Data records
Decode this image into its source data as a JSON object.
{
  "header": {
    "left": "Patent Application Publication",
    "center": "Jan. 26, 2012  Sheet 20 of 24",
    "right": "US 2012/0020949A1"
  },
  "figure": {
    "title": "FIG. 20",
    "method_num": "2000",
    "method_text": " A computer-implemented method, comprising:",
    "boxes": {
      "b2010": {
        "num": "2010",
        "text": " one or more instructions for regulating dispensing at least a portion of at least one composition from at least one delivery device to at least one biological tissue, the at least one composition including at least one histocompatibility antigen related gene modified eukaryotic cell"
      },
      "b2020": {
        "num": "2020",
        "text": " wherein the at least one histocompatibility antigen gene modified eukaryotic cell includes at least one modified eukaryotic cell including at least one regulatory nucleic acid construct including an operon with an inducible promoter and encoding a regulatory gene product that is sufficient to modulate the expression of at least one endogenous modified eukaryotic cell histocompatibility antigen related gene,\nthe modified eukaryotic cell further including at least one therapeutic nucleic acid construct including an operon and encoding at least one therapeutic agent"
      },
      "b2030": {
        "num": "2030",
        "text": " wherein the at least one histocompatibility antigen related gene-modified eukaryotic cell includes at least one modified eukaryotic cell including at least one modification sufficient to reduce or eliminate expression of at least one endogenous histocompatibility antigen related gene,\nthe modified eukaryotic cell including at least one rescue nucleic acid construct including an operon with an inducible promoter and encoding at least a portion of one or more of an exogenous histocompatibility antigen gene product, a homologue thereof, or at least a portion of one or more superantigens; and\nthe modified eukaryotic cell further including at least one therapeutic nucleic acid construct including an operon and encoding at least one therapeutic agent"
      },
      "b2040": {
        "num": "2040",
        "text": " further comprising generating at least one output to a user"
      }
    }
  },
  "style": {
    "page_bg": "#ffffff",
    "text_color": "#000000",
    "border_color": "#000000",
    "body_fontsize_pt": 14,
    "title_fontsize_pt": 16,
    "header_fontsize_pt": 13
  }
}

• **Task description**
The data should be printed again exactly, line for line.

• **Worked solution**
Decode this image into its source data as a JSON object.
{
  "header": {
    "left": "Patent Application Publication",
    "center": "Jan. 26, 2012  Sheet 20 of 24",
    "right": "US 2012/0020949A1"
  },
  "figure": {
    "title": "FIG. 20",
    "method_num": "2000",
    "method_text": " A computer-implemented method, comprising:",
    "boxes": {
      "b2010": {
        "num": "2010",
        "text": " one or more instructions for regulating dispensing at least a portion of at least one composition from at least one delivery device to at least one biological tissue, the at least one composition including at least one histocompatibility antigen related gene modified eukaryotic cell"
      },
      "b2020": {
        "num": "2020",
        "text": " wherein the at least one histocompatibility antigen gene modified eukaryotic cell includes at least one modified eukaryotic cell including at least one regulatory nucleic acid construct including an operon with an inducible promoter and encoding a regulatory gene product that is sufficient to modulate the expression of at least one endogenous modified eukaryotic cell histocompatibility antigen related gene,\nthe modified eukaryotic cell further including at least one therapeutic nucleic acid construct including an operon and encoding at least one therapeutic agent"
      },
      "b2030": {
        "num": "2030",
        "text": " wherein the at least one histocompatibility antigen related gene-modified eukaryotic cell includes at least one modified eukaryotic cell including at least one modification sufficient to reduce or eliminate expression of at least one endogenous histocompatibility antigen related gene,\nthe modified eukaryotic cell including at least one rescue nucleic acid construct including an operon with an inducible promoter and encoding at least a portion of one or more of an exogenous histocompatibility antigen gene product, a homologue thereof, or at least a portion of one or more superantigens; and\nthe modified eukaryotic cell further including at least one therapeutic nucleic acid construct including an operon and encoding at least one therapeutic agent"
      },
      "b2040": {
        "num": "2040",
        "text": " further comprising generating at least one output to a user"
      }
    }
  },
  "style": {
    "page_bg": "#ffffff",
    "text_color": "#000000",
    "border_color": "#000000",
    "body_fontsize_pt": 14,
    "title_fontsize_pt": 16,
    "header_fontsize_pt": 13
  }
}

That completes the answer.